(Instructions to follow) Scan the following material for the string "tương" and copy each line in which it appears.

(Records to use)

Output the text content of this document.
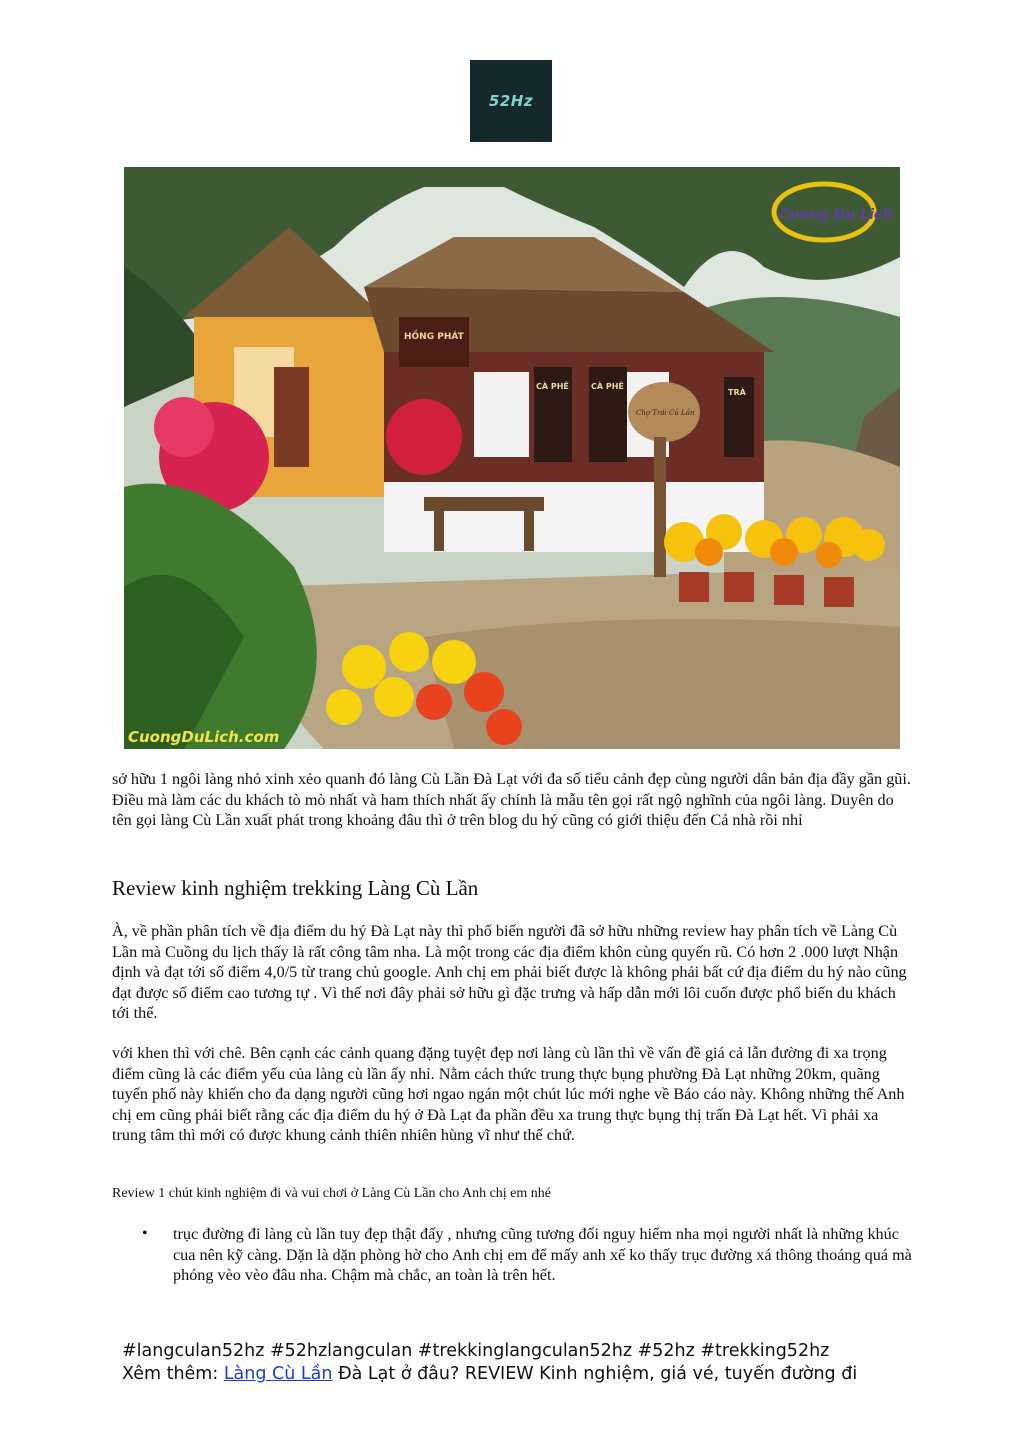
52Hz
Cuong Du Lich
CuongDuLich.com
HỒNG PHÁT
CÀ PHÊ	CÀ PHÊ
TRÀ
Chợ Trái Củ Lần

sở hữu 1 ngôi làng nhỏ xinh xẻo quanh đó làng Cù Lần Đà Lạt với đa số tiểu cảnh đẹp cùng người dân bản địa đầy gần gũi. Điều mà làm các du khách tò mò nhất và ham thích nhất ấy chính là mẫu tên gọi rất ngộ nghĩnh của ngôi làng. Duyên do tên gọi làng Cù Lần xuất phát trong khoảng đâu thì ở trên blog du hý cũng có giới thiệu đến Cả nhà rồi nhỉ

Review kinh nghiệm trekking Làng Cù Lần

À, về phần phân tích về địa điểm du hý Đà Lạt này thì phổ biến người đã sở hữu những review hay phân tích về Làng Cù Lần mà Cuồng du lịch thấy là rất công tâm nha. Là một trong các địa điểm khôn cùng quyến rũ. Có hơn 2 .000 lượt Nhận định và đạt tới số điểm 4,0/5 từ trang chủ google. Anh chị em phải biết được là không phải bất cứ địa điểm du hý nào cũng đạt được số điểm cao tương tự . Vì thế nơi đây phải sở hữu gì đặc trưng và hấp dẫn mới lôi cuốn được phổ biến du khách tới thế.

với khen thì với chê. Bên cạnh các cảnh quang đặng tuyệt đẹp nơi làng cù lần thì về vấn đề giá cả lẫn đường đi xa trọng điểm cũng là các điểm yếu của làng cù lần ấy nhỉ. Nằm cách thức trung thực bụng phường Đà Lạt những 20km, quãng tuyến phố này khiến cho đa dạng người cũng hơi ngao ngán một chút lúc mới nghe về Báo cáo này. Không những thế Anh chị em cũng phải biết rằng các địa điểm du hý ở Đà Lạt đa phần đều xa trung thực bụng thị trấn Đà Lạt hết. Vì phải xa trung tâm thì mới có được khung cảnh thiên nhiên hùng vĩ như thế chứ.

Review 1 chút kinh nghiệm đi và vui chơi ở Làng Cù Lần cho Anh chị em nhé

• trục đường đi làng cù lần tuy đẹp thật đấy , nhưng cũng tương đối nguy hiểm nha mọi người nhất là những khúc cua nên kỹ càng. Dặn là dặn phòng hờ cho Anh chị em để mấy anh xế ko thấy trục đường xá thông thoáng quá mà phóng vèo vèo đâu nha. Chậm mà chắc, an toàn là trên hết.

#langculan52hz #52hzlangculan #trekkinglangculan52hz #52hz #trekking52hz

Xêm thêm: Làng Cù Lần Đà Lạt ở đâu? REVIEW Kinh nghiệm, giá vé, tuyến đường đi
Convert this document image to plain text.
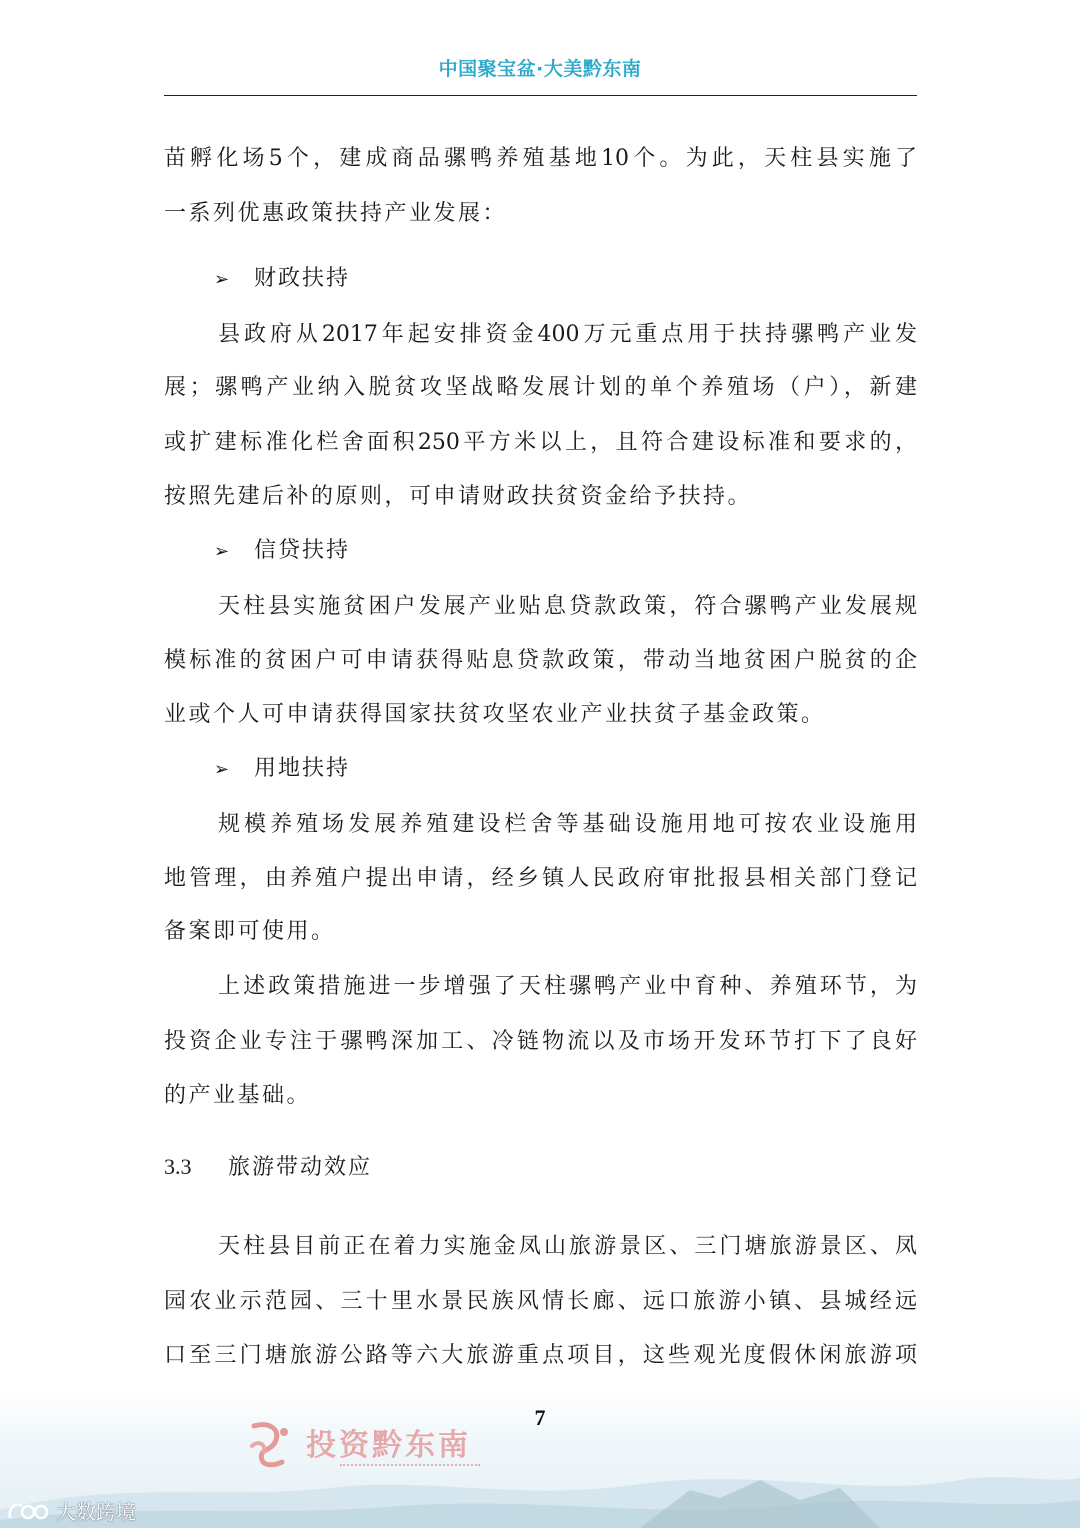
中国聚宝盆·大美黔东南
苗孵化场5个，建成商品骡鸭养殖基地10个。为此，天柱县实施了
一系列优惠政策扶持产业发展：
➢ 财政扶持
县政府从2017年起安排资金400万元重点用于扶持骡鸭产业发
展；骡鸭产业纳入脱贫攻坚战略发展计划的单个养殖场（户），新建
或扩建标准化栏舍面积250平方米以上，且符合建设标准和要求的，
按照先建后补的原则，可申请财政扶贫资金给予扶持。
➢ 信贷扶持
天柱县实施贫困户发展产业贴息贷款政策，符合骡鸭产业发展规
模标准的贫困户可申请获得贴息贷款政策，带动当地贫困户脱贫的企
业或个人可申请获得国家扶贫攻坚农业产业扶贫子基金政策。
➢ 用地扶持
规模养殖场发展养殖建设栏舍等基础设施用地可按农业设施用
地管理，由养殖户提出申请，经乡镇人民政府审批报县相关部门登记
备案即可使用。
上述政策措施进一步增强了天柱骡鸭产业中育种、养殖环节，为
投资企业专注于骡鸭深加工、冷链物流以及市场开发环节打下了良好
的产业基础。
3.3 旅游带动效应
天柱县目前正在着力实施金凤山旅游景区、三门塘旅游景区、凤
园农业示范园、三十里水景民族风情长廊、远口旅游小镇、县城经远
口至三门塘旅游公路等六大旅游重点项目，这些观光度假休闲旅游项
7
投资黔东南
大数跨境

(Written answer)
À, về phần phân tích về địa điểm du hý Đà Lạt này thì phổ biến người đã sở hữu những review hay phân tích về Làng Cù Lần mà Cuồng du lịch thấy là rất công tâm nha. Là một trong các địa điểm khôn cùng quyến rũ. Có hơn 2 .000 lượt Nhận định và đạt tới số điểm 4,0/5 từ trang chủ google. Anh chị em phải biết được là không phải bất cứ địa điểm du hý nào cũng đạt được số điểm cao tương tự . Vì thế nơi đây phải sở hữu gì đặc trưng và hấp dẫn mới lôi cuốn được phổ biến du khách tới thế.
• trục đường đi làng cù lần tuy đẹp thật đấy , nhưng cũng tương đối nguy hiểm nha mọi người nhất là những khúc cua nên kỹ càng. Dặn là dặn phòng hờ cho Anh chị em để mấy anh xế ko thấy trục đường xá thông thoáng quá mà phóng vèo vèo đâu nha. Chậm mà chắc, an toàn là trên hết.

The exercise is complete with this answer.